■ **What the exercise asks**: Type every record exactly as it appears.

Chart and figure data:
* Begin *
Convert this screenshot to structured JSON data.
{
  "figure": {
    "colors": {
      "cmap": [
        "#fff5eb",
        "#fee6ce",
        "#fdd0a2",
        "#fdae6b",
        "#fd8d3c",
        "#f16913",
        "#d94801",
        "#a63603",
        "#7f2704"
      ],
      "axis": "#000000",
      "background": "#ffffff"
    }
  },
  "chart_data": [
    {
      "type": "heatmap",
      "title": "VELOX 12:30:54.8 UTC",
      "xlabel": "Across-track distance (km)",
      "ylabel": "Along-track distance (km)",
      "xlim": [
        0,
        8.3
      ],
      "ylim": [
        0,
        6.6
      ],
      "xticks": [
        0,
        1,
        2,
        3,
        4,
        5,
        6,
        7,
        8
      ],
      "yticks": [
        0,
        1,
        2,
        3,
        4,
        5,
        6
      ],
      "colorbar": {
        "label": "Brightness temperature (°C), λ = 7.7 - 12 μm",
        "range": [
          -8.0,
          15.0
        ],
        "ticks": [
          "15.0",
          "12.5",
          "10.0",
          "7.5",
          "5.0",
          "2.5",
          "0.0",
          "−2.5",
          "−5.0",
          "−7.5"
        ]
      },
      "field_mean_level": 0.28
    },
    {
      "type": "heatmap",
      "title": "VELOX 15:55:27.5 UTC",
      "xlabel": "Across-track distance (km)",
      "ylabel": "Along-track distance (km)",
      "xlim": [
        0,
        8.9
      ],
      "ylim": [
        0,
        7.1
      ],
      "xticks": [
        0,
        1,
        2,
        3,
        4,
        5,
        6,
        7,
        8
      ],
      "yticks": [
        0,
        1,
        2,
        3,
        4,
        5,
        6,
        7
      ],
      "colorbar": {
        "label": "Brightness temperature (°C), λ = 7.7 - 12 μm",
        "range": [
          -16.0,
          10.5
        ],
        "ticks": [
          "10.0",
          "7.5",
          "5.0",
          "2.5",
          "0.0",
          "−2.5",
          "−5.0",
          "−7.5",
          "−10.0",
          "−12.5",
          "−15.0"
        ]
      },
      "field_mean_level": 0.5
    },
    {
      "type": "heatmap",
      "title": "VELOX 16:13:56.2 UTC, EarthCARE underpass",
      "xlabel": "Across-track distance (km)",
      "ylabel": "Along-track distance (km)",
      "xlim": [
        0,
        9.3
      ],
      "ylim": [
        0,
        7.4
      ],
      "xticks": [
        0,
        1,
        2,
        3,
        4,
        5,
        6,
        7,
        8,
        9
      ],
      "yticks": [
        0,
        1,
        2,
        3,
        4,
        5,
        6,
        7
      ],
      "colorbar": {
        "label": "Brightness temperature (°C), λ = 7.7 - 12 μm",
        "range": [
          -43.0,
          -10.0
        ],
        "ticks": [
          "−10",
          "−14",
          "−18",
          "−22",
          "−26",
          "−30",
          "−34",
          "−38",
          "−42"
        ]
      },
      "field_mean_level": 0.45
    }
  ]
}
* End *
■ **Output for this task**:
Convert this screenshot to structured JSON data.
{
  "figure": {
    "colors": {
      "cmap": [
        "#fff5eb",
        "#fee6ce",
        "#fdd0a2",
        "#fdae6b",
        "#fd8d3c",
        "#f16913",
        "#d94801",
        "#a63603",
        "#7f2704"
      ],
      "axis": "#000000",
      "background": "#ffffff"
    }
  },
  "chart_data": [
    {
      "type": "heatmap",
      "title": "VELOX 12:30:54.8 UTC",
      "xlabel": "Across-track distance (km)",
      "ylabel": "Along-track distance (km)",
      "xlim": [
        0,
        8.3
      ],
      "ylim": [
        0,
        6.6
      ],
      "xticks": [
        0,
        1,
        2,
        3,
        4,
        5,
        6,
        7,
        8
      ],
      "yticks": [
        0,
        1,
        2,
        3,
        4,
        5,
        6
      ],
      "colorbar": {
        "label": "Brightness temperature (°C), λ = 7.7 - 12 μm",
        "range": [
          -8.0,
          15.0
        ],
        "ticks": [
          "15.0",
          "12.5",
          "10.0",
          "7.5",
          "5.0",
          "2.5",
          "0.0",
          "−2.5",
          "−5.0",
          "−7.5"
        ]
      },
      "field_mean_level": 0.28
    },
    {
      "type": "heatmap",
      "title": "VELOX 15:55:27.5 UTC",
      "xlabel": "Across-track distance (km)",
      "ylabel": "Along-track distance (km)",
      "xlim": [
        0,
        8.9
      ],
      "ylim": [
        0,
        7.1
      ],
      "xticks": [
        0,
        1,
        2,
        3,
        4,
        5,
        6,
        7,
        8
      ],
      "yticks": [
        0,
        1,
        2,
        3,
        4,
        5,
        6,
        7
      ],
      "colorbar": {
        "label": "Brightness temperature (°C), λ = 7.7 - 12 μm",
        "range": [
          -16.0,
          10.5
        ],
        "ticks": [
          "10.0",
          "7.5",
          "5.0",
          "2.5",
          "0.0",
          "−2.5",
          "−5.0",
          "−7.5",
          "−10.0",
          "−12.5",
          "−15.0"
        ]
      },
      "field_mean_level": 0.5
    },
    {
      "type": "heatmap",
      "title": "VELOX 16:13:56.2 UTC, EarthCARE underpass",
      "xlabel": "Across-track distance (km)",
      "ylabel": "Along-track distance (km)",
      "xlim": [
        0,
        9.3
      ],
      "ylim": [
        0,
        7.4
      ],
      "xticks": [
        0,
        1,
        2,
        3,
        4,
        5,
        6,
        7,
        8,
        9
      ],
      "yticks": [
        0,
        1,
        2,
        3,
        4,
        5,
        6,
        7
      ],
      "colorbar": {
        "label": "Brightness temperature (°C), λ = 7.7 - 12 μm",
        "range": [
          -43.0,
          -10.0
        ],
        "ticks": [
          "−10",
          "−14",
          "−18",
          "−22",
          "−26",
          "−30",
          "−34",
          "−38",
          "−42"
        ]
      },
      "field_mean_level": 0.45
    }
  ]
}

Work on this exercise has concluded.